## WHAT IS BEING ASKED
Find the word "HOLDINGS" in the records below. List each line containing it.

## STORED DATA
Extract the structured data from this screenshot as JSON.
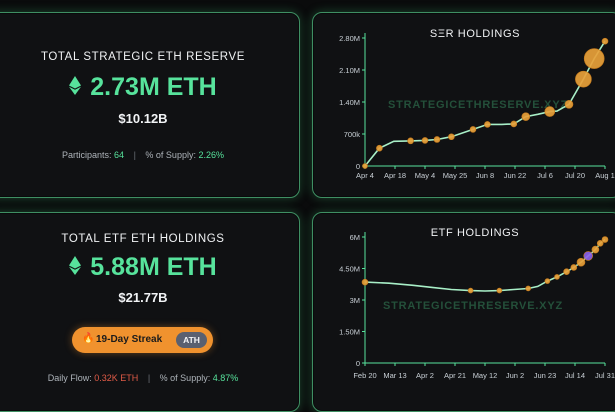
{
  "reserve": {
    "title": "TOTAL STRATEGIC ETH RESERVE",
    "amount": "2.73M ETH",
    "usd": "$10.12B",
    "participants_label": "Participants:",
    "participants_value": "64",
    "supply_label": "% of Supply:",
    "supply_value": "2.26%"
  },
  "etf": {
    "title": "TOTAL ETF ETH HOLDINGS",
    "amount": "5.88M ETH",
    "usd": "$21.77B",
    "streak_label": "19-Day Streak",
    "streak_badge": "ATH",
    "flow_label": "Daily Flow:",
    "flow_value": "0.32K ETH",
    "supply_label": "% of Supply:",
    "supply_value": "4.87%"
  },
  "watermark": "STRATEGICETHRESERVE.XYZ",
  "colors": {
    "accent": "#57e39c",
    "border": "#3f8f63",
    "negative": "#e15b47",
    "marker": "#e8a13a",
    "marker_alt": "#8b62e8"
  },
  "icons": {
    "eth": "ethereum-diamond-icon",
    "fire": "fire-icon"
  },
  "chart_data": [
    {
      "type": "line",
      "title": "SΞR HOLDINGS",
      "x_ticks": [
        "Apr 4",
        "Apr 18",
        "May 4",
        "May 25",
        "Jun 8",
        "Jun 22",
        "Jul 6",
        "Jul 20",
        "Aug 1"
      ],
      "y_ticks": [
        "0",
        "700k",
        "1.40M",
        "2.10M",
        "2.80M"
      ],
      "ylim": [
        0,
        2800000
      ],
      "grid": false,
      "series": [
        {
          "values": [
            0,
            390000,
            540000,
            550000,
            560000,
            580000,
            640000,
            800000,
            910000,
            910000,
            920000,
            1080000,
            1130000,
            1190000,
            1200000,
            1350000,
            1900000,
            2350000,
            2730000
          ]
        }
      ],
      "x_positions": [
        0,
        0.06,
        0.12,
        0.19,
        0.25,
        0.3,
        0.36,
        0.45,
        0.51,
        0.57,
        0.62,
        0.67,
        0.72,
        0.77,
        0.8,
        0.85,
        0.91,
        0.955,
        1.0
      ],
      "markers": [
        {
          "index": 0,
          "r": 2.5
        },
        {
          "index": 1,
          "r": 3
        },
        {
          "index": 3,
          "r": 3
        },
        {
          "index": 4,
          "r": 3
        },
        {
          "index": 5,
          "r": 3
        },
        {
          "index": 6,
          "r": 3
        },
        {
          "index": 7,
          "r": 3
        },
        {
          "index": 8,
          "r": 3
        },
        {
          "index": 10,
          "r": 3
        },
        {
          "index": 11,
          "r": 4
        },
        {
          "index": 13,
          "r": 5
        },
        {
          "index": 15,
          "r": 4
        },
        {
          "index": 16,
          "r": 8
        },
        {
          "index": 17,
          "r": 10
        },
        {
          "index": 18,
          "r": 3
        }
      ]
    },
    {
      "type": "line",
      "title": "ETF HOLDINGS",
      "x_ticks": [
        "Feb 20",
        "Mar 13",
        "Apr 2",
        "Apr 21",
        "May 12",
        "Jun 2",
        "Jun 23",
        "Jul 14",
        "Jul 31"
      ],
      "y_ticks": [
        "0",
        "1.50M",
        "3M",
        "4.50M",
        "6M"
      ],
      "ylim": [
        0,
        6000000
      ],
      "grid": false,
      "series": [
        {
          "values": [
            3850000,
            3800000,
            3700000,
            3600000,
            3500000,
            3450000,
            3430000,
            3450000,
            3500000,
            3550000,
            3650000,
            3900000,
            4100000,
            4350000,
            4550000,
            4800000,
            5100000,
            5400000,
            5700000,
            5880000
          ]
        }
      ],
      "x_positions": [
        0,
        0.1,
        0.2,
        0.28,
        0.36,
        0.44,
        0.5,
        0.56,
        0.62,
        0.68,
        0.72,
        0.76,
        0.8,
        0.84,
        0.87,
        0.9,
        0.93,
        0.96,
        0.98,
        1.0
      ],
      "markers": [
        {
          "index": 0,
          "r": 3
        },
        {
          "index": 5,
          "r": 2.5
        },
        {
          "index": 7,
          "r": 2.5
        },
        {
          "index": 9,
          "r": 2.5
        },
        {
          "index": 11,
          "r": 2.5
        },
        {
          "index": 12,
          "r": 2.5
        },
        {
          "index": 13,
          "r": 3
        },
        {
          "index": 14,
          "r": 3
        },
        {
          "index": 15,
          "r": 4
        },
        {
          "index": 16,
          "r": 4.5,
          "alt": true
        },
        {
          "index": 17,
          "r": 3.5
        },
        {
          "index": 18,
          "r": 3
        },
        {
          "index": 19,
          "r": 3
        }
      ]
    }
  ]
}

## FULL RESPONSE
    "title": "TOTAL ETF ETH HOLDINGS",
      "title": "SΞR HOLDINGS",
      "title": "ETF HOLDINGS",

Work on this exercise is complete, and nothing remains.